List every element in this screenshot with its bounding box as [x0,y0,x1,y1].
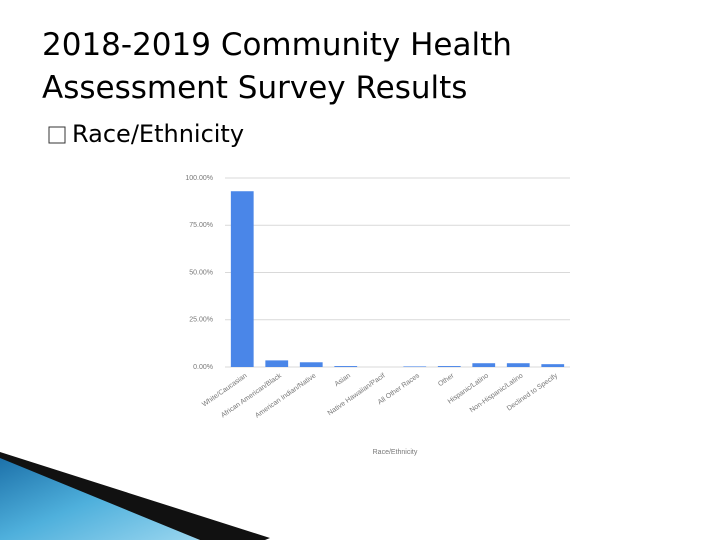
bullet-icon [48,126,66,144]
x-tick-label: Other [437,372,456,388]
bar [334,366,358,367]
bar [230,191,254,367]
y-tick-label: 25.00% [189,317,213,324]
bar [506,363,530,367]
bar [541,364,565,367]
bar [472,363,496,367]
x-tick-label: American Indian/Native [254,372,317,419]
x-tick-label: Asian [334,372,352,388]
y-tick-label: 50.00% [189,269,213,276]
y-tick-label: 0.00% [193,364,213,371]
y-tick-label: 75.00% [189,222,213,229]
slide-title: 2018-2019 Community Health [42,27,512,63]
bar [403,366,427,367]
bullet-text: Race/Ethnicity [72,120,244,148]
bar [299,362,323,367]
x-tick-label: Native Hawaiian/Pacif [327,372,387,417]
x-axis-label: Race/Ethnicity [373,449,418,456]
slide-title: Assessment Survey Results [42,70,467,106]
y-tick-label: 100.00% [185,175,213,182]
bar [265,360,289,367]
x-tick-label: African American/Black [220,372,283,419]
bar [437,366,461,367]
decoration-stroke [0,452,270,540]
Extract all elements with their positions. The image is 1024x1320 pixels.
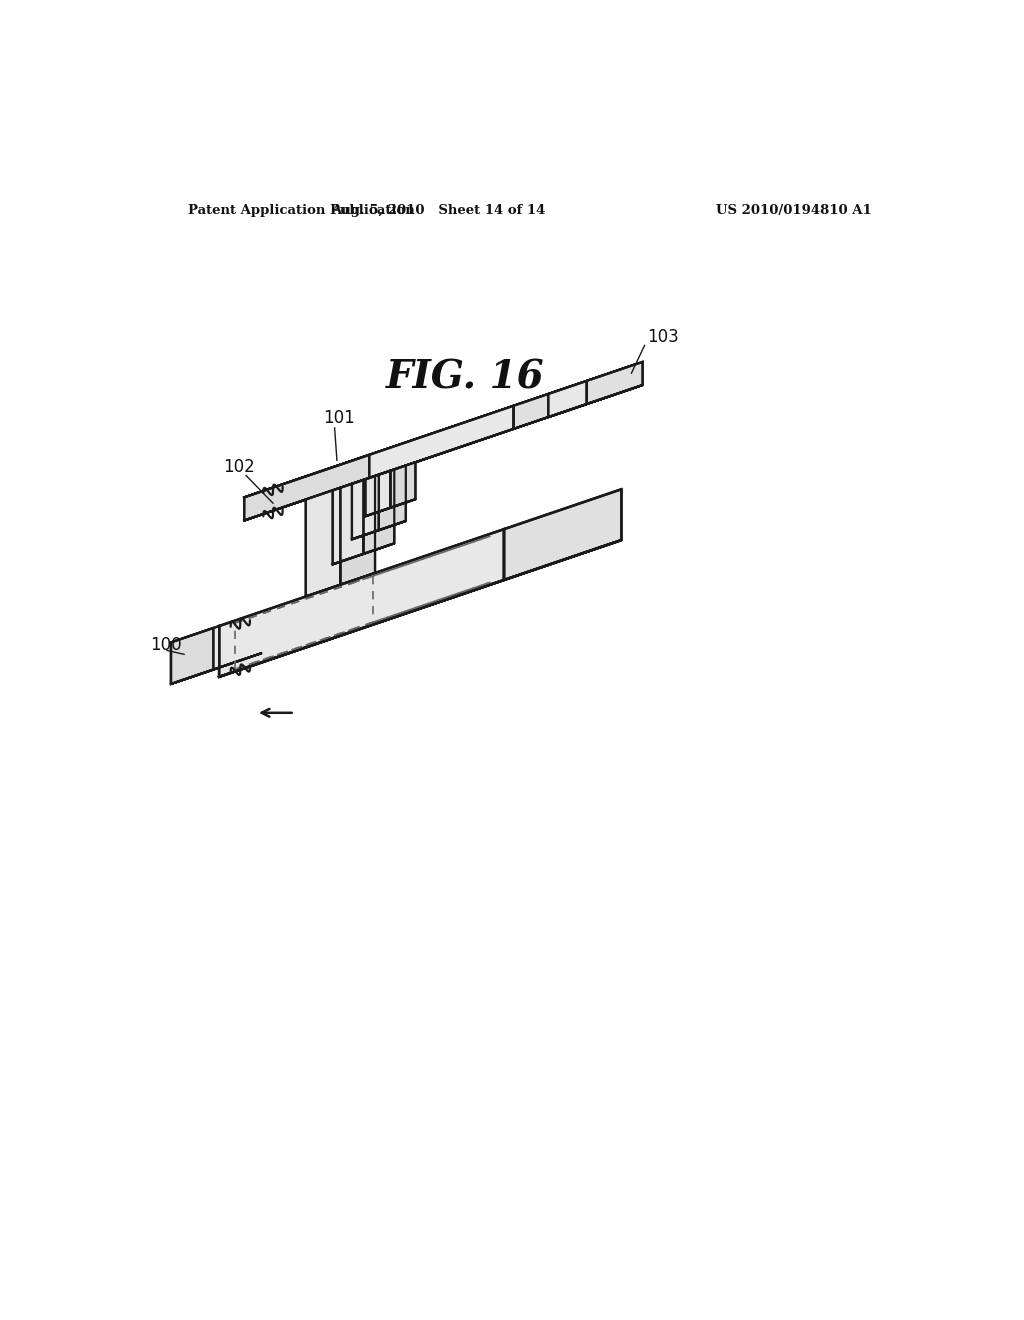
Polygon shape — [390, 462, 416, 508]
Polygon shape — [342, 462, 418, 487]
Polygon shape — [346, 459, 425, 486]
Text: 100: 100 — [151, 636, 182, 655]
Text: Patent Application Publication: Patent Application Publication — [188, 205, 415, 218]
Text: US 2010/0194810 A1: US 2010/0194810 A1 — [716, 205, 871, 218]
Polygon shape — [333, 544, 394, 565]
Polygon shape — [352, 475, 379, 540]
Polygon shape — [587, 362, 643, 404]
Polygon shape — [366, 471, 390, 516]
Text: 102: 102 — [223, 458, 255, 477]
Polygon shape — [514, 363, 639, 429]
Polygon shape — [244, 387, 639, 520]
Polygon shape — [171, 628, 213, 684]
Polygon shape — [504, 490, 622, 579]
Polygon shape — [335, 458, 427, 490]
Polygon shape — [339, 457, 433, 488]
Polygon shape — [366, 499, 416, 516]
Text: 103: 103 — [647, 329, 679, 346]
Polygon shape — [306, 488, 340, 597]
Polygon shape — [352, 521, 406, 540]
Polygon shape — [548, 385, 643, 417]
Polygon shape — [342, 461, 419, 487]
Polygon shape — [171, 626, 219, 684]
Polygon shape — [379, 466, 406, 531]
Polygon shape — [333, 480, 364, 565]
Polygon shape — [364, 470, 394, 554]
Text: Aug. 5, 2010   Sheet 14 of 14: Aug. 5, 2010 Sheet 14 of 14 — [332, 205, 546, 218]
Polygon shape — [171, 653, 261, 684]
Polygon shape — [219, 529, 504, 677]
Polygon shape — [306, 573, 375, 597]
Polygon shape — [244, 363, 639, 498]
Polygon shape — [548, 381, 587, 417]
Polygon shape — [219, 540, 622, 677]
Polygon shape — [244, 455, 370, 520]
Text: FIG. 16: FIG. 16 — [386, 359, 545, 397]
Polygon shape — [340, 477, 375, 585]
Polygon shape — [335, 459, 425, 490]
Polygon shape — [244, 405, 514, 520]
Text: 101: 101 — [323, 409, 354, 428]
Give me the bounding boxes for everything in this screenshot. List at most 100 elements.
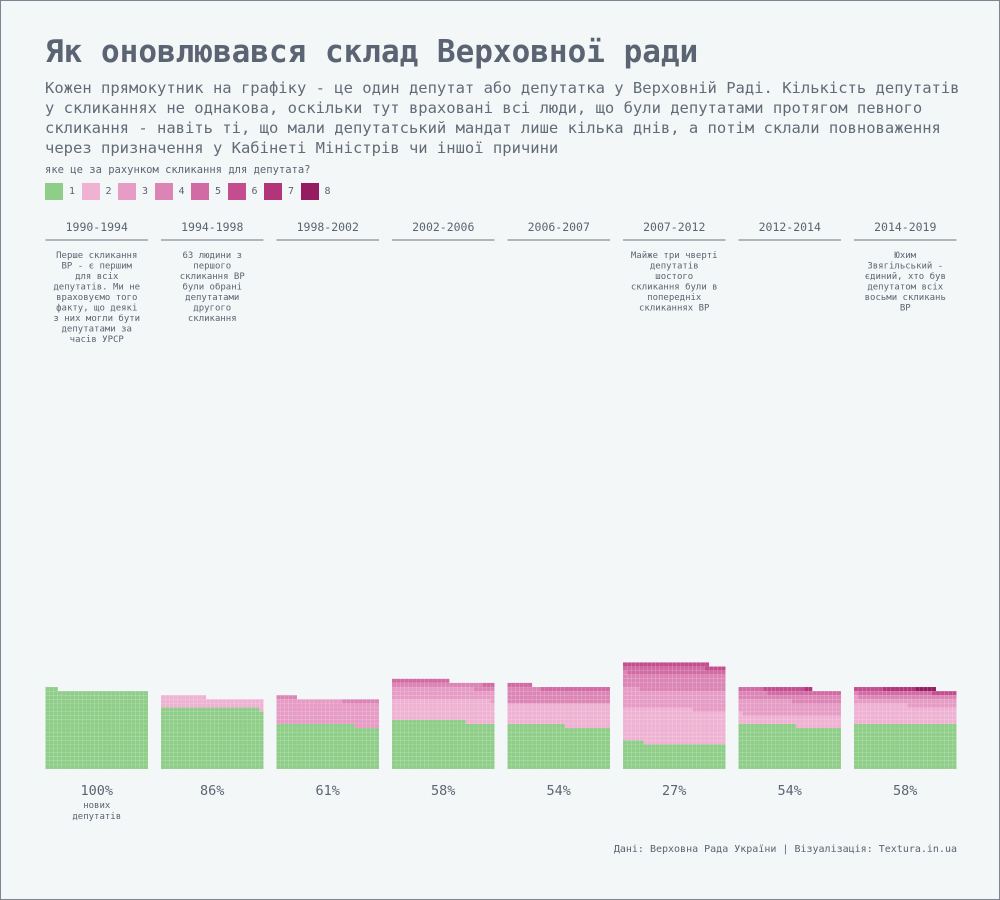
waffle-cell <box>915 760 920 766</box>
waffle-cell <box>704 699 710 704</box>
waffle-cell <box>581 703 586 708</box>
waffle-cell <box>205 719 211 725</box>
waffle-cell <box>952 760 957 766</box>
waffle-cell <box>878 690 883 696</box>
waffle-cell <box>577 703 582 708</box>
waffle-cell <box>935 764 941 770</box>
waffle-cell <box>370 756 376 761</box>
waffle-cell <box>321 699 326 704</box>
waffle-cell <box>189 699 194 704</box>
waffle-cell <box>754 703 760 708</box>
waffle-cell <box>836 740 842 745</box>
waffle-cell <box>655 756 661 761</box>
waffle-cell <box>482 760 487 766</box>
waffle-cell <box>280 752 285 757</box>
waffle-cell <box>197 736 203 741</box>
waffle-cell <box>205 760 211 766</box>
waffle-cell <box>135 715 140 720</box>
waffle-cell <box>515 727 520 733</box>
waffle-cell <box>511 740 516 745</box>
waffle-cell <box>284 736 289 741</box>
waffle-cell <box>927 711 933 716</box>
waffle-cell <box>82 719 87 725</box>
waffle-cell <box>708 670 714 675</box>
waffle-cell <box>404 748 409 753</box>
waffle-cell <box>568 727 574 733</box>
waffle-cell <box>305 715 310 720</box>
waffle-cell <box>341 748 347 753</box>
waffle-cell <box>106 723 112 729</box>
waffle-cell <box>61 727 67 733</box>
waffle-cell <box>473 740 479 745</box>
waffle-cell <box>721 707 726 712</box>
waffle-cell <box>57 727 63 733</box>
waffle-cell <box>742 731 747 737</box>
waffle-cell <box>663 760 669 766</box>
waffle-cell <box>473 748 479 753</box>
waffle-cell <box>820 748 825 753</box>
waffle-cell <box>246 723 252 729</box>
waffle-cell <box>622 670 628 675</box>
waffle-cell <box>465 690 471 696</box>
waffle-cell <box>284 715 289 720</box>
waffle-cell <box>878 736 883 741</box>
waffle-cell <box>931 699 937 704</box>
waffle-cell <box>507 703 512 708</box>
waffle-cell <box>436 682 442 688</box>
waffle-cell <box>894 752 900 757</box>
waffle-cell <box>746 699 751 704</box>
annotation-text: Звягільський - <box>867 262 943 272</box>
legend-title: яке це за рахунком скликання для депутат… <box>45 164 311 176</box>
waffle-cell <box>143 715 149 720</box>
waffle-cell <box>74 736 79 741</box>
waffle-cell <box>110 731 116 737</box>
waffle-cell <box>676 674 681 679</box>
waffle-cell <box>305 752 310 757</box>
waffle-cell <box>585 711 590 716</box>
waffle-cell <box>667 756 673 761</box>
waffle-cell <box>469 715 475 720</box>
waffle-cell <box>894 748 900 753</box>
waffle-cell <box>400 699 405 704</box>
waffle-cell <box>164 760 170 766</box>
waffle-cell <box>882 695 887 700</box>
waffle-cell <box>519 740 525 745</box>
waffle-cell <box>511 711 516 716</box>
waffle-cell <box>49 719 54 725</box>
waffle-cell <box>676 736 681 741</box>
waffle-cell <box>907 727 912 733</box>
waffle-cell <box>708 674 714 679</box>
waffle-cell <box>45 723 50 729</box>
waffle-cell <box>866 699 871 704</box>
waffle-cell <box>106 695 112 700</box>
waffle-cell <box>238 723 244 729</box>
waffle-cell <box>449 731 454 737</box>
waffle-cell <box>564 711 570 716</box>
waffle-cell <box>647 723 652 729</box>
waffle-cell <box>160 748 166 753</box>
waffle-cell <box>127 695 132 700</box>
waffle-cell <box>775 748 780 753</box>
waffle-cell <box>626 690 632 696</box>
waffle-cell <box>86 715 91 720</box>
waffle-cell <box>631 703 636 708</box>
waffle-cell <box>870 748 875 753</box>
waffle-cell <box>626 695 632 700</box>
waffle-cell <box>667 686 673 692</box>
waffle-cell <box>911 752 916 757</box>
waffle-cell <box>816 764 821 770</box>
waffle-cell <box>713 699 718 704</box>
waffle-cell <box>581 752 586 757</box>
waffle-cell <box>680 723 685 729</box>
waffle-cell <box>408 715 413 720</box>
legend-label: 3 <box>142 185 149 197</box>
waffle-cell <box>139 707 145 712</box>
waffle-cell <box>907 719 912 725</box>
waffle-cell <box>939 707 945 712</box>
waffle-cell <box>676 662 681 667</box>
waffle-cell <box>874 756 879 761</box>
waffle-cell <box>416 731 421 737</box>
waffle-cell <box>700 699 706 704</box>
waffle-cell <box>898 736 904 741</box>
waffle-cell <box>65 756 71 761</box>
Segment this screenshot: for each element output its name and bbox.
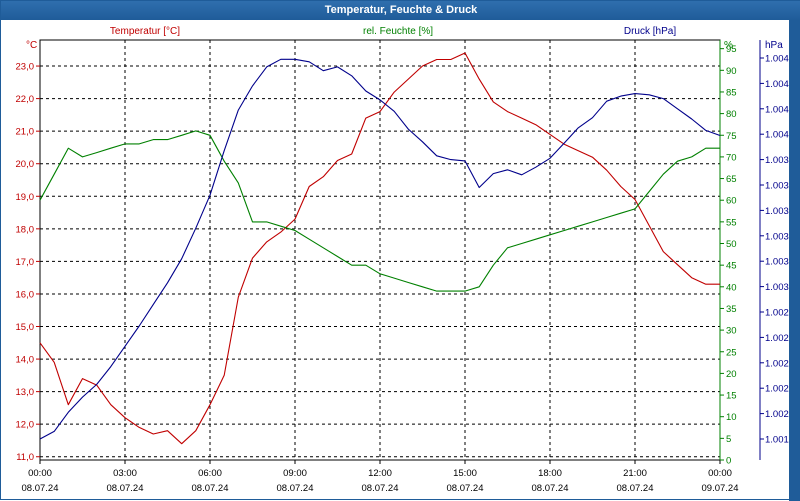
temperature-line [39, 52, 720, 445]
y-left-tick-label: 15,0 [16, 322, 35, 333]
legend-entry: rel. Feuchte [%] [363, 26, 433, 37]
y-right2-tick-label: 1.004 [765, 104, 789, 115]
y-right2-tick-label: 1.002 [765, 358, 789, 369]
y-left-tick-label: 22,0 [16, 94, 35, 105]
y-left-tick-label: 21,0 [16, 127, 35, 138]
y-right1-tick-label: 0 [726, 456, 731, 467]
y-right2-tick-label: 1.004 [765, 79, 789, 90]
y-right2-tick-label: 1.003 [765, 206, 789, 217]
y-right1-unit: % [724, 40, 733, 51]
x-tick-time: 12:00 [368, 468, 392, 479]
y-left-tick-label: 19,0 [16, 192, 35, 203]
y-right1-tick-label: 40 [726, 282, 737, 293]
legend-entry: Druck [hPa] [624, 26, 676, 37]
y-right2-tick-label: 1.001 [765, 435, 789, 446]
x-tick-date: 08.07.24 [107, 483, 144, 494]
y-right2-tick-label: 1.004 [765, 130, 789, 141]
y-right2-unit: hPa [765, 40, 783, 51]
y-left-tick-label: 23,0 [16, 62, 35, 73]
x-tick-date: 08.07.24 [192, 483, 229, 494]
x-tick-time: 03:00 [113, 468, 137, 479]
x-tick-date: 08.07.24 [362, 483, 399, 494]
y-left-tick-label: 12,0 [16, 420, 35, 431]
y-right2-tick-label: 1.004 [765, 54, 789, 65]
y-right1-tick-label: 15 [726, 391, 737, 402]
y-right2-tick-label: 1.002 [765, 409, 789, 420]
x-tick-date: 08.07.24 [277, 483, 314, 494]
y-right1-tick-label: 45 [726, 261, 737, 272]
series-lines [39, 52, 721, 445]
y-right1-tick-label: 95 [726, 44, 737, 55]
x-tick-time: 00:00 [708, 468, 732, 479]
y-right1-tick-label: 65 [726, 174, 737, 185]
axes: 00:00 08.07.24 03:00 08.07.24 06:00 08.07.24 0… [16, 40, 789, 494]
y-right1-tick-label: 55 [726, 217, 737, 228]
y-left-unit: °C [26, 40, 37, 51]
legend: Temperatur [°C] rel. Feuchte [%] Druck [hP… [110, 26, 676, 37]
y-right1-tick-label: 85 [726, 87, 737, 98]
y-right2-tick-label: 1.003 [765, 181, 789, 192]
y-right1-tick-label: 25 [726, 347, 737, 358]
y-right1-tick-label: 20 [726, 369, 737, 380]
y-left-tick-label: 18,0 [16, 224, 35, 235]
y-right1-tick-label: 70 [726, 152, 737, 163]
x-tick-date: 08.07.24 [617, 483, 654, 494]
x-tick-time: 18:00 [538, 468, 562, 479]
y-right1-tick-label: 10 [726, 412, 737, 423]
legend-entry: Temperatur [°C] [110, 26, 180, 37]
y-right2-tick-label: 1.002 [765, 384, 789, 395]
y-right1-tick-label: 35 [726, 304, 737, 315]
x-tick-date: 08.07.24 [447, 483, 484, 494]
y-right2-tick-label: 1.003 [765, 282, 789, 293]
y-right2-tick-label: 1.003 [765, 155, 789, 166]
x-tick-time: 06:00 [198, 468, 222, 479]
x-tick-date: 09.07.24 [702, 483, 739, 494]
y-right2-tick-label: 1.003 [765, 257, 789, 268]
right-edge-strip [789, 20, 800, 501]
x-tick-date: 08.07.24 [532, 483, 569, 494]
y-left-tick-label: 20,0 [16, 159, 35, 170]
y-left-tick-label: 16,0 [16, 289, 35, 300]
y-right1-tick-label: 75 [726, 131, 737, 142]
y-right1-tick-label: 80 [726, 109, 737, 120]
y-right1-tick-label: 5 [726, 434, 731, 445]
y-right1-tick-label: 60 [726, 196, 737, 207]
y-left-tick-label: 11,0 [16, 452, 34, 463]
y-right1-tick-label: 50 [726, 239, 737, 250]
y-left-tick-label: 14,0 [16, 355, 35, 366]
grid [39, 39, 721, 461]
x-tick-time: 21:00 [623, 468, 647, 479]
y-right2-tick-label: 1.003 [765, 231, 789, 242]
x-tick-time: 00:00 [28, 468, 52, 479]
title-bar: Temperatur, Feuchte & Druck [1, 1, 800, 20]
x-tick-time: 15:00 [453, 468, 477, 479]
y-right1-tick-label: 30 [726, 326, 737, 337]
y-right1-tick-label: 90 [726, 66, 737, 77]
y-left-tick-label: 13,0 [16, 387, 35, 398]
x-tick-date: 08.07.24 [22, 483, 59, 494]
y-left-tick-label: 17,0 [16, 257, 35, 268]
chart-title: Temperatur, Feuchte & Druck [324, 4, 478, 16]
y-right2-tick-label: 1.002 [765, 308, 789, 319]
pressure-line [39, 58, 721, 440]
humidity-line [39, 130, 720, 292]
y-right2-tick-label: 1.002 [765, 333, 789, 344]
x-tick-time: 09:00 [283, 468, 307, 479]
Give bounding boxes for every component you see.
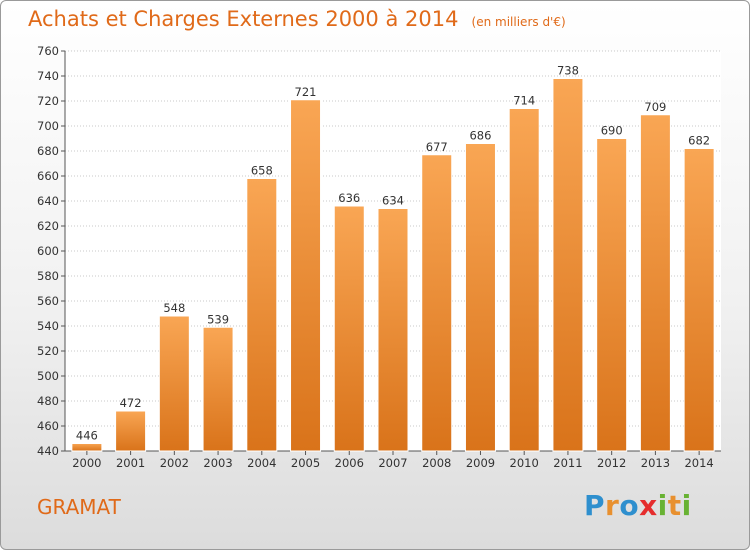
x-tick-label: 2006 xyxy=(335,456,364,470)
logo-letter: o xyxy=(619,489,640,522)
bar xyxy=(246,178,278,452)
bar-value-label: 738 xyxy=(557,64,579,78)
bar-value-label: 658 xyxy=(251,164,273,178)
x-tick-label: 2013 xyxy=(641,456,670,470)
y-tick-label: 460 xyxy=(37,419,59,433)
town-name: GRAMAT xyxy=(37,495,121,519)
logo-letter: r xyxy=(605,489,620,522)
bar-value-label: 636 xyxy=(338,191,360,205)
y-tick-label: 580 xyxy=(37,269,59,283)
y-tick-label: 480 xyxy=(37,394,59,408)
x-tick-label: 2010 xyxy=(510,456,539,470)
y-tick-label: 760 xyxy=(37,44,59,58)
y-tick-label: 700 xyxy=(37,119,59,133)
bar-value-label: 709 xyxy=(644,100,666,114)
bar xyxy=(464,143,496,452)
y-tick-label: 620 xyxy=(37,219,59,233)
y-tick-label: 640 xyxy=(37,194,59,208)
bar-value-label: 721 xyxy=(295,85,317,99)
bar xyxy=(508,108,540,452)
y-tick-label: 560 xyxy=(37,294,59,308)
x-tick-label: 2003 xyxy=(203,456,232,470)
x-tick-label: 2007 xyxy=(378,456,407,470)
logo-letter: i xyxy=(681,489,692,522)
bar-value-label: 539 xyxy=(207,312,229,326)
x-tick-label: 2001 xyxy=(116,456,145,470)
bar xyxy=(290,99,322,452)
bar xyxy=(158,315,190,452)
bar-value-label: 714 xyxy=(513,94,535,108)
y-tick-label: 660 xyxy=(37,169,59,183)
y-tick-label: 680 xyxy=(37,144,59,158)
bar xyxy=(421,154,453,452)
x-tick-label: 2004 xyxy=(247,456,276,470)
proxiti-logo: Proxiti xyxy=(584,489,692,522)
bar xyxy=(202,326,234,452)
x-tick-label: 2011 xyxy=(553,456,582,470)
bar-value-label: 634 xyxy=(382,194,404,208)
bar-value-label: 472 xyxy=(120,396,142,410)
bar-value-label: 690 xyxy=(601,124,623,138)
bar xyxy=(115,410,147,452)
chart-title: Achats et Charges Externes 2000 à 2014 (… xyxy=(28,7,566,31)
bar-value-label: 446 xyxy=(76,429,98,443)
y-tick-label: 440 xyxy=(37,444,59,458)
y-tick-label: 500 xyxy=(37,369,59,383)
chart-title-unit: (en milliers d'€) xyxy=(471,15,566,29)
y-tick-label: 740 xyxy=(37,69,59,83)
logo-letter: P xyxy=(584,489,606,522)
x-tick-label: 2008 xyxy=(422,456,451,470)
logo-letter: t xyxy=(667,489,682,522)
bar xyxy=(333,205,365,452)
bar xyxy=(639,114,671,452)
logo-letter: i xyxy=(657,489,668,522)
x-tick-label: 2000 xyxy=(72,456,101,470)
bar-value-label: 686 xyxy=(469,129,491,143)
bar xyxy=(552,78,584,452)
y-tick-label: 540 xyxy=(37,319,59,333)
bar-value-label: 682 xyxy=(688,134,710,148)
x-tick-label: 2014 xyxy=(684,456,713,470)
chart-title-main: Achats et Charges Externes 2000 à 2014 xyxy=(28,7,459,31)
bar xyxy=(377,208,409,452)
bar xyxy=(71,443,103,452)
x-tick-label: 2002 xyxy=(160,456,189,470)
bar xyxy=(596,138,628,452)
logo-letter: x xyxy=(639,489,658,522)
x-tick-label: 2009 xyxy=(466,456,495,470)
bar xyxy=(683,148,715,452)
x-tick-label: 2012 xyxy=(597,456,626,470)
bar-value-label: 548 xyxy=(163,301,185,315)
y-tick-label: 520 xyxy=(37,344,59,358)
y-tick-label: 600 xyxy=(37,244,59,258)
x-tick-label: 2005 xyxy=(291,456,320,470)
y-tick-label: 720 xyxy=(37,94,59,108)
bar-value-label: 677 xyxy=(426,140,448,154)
● ● ● ● ● ● ●
Please reproduce the lines from the line with "Polygon shape — [390, 462, 416, 508]" to the line with "Polygon shape — [504, 490, 622, 579]", both included, unchanged and with nothing else.

Polygon shape — [390, 462, 416, 508]
Polygon shape — [342, 462, 418, 487]
Polygon shape — [346, 459, 425, 486]
Text: 100: 100 — [151, 636, 182, 655]
Text: Patent Application Publication: Patent Application Publication — [188, 205, 415, 218]
Text: US 2010/0194810 A1: US 2010/0194810 A1 — [716, 205, 871, 218]
Polygon shape — [333, 544, 394, 565]
Polygon shape — [352, 475, 379, 540]
Polygon shape — [587, 362, 643, 404]
Polygon shape — [366, 471, 390, 516]
Text: 102: 102 — [223, 458, 255, 477]
Polygon shape — [514, 363, 639, 429]
Polygon shape — [244, 387, 639, 520]
Polygon shape — [171, 628, 213, 684]
Polygon shape — [504, 490, 622, 579]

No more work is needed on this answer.